-- Begin --

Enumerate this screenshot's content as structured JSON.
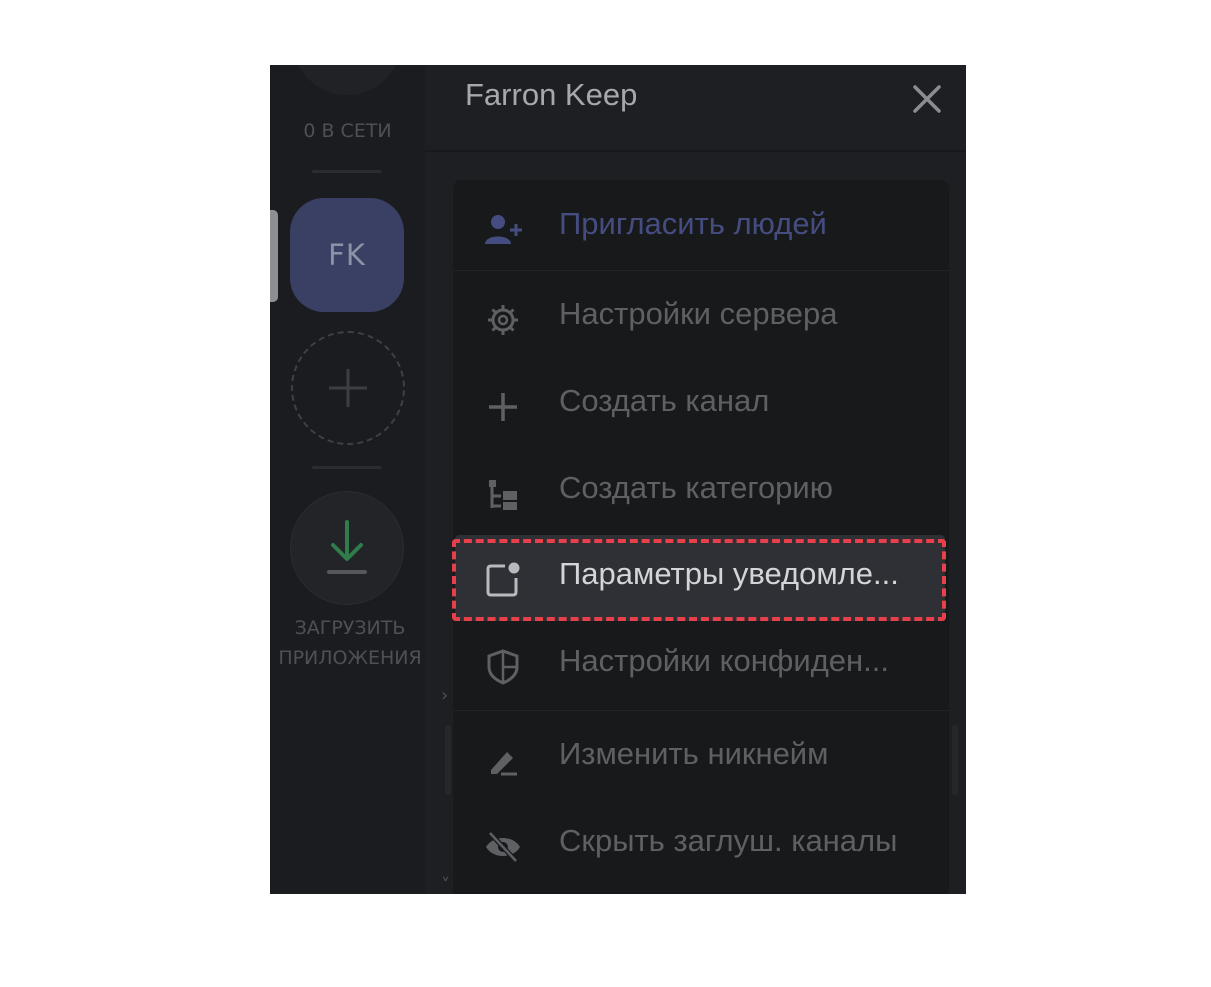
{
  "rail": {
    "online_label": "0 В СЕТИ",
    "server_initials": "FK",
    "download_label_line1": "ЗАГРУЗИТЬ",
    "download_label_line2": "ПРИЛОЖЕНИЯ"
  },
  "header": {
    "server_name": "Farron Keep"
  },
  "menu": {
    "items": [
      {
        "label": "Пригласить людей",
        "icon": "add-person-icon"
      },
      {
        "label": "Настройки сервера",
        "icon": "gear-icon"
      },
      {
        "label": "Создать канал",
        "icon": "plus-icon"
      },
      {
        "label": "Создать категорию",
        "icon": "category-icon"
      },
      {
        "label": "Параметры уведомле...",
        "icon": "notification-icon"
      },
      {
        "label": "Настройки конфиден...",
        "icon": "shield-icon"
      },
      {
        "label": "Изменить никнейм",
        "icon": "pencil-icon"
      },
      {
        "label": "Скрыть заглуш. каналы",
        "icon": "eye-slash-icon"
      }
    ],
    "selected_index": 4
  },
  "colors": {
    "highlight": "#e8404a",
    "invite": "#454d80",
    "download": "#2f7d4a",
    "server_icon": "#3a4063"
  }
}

-- End --
-- Begin --

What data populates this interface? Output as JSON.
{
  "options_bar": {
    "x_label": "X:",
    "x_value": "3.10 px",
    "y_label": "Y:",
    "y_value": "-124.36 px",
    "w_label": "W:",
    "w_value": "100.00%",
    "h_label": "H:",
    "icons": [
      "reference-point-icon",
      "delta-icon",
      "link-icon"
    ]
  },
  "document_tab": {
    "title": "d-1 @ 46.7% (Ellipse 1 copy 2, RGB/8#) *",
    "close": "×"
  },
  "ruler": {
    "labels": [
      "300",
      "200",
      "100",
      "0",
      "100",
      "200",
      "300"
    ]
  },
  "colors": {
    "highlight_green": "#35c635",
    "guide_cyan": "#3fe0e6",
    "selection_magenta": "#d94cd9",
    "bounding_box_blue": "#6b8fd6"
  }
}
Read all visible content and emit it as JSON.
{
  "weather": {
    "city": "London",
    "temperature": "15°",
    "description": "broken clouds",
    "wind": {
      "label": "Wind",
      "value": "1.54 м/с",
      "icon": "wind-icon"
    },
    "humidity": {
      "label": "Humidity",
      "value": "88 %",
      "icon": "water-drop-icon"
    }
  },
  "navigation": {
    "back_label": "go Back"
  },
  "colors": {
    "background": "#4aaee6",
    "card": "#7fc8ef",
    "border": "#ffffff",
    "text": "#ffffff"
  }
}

-- End --

• [Given exercise]:
Each line in the listing above that contains "this" should be copied.

• [Complete response]:
Enumerate this screenshot's content as structured JSON.
What data populates this interface? Output as JSON.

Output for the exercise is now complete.